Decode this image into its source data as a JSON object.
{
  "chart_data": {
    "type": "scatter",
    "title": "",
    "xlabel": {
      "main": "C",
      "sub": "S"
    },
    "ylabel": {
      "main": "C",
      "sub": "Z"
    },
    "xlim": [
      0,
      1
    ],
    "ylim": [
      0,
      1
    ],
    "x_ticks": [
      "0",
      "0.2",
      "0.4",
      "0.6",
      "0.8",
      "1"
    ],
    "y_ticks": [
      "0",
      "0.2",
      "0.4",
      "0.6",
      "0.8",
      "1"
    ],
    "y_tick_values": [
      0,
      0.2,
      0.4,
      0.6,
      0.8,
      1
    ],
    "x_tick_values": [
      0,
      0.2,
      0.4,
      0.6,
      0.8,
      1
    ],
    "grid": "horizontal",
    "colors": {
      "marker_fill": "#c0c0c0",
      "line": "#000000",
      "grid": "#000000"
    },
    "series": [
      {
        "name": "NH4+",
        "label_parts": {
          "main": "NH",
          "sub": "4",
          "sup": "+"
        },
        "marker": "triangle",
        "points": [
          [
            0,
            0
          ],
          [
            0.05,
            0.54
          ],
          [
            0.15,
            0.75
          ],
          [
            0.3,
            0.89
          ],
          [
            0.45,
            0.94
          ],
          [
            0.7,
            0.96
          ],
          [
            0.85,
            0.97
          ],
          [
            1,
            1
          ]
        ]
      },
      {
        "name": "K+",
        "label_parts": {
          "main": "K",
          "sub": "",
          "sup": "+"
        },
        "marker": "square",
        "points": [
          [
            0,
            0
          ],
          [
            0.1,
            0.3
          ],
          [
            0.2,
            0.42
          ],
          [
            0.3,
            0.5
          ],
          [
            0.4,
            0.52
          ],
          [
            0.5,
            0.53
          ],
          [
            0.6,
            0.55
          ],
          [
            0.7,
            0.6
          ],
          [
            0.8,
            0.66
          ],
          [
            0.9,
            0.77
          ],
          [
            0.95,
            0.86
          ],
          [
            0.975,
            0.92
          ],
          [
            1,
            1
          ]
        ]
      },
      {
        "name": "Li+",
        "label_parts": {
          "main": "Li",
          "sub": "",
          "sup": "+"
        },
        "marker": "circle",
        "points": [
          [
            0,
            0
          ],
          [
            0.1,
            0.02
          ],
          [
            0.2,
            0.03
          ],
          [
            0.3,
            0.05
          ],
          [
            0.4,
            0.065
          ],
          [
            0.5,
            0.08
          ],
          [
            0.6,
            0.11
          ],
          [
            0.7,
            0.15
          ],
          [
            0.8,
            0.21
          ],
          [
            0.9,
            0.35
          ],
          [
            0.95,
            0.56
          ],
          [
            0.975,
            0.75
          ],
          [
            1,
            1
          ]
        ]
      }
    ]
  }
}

----

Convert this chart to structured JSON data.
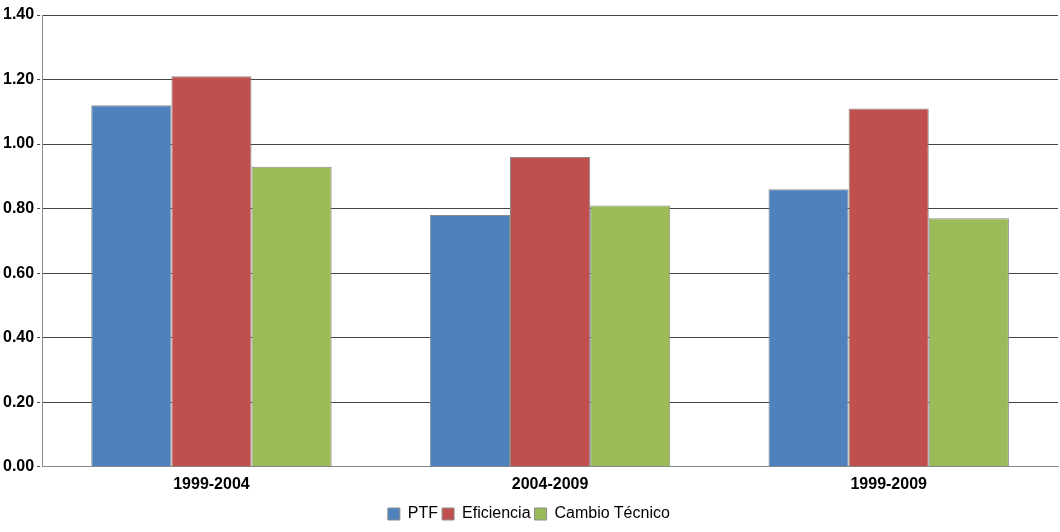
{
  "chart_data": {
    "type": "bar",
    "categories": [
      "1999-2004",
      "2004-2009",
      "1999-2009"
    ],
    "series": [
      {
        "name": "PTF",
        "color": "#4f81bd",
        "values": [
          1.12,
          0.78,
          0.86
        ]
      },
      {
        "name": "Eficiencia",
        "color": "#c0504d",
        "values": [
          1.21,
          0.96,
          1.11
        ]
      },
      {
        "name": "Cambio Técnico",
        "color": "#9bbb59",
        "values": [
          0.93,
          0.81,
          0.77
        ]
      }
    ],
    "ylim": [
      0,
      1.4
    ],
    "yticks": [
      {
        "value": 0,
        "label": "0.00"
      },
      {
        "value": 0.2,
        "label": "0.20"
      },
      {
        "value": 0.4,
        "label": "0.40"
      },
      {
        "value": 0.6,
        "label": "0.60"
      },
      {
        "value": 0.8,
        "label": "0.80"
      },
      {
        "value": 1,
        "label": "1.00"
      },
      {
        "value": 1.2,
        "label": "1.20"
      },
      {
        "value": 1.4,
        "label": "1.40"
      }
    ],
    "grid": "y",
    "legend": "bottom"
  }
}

----

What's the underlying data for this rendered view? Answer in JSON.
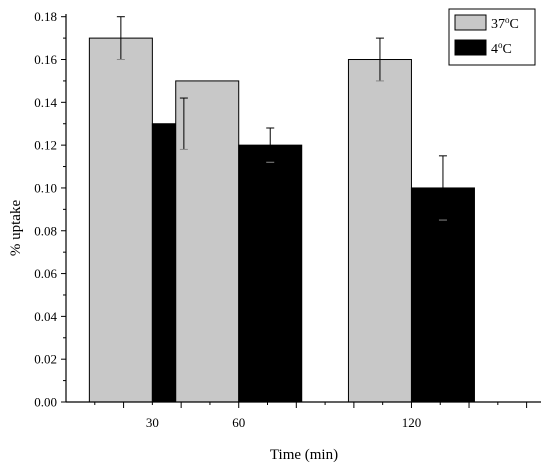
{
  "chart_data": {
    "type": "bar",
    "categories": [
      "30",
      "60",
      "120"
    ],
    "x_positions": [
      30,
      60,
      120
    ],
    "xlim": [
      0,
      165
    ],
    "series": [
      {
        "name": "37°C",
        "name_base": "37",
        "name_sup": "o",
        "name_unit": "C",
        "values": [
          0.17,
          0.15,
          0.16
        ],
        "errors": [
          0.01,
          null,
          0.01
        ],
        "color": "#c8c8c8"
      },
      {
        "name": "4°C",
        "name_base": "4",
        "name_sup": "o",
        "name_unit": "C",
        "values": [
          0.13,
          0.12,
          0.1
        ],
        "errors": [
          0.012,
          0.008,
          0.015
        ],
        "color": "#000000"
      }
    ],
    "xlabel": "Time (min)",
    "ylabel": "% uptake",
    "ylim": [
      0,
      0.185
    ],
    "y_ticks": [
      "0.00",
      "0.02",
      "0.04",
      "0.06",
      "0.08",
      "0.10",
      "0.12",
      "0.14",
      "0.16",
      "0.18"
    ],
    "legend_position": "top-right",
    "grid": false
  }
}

----

**Exercise brief:** Tally the lines of the listing in which the word "this" occurs, and state the total alone.

**Task response:** 3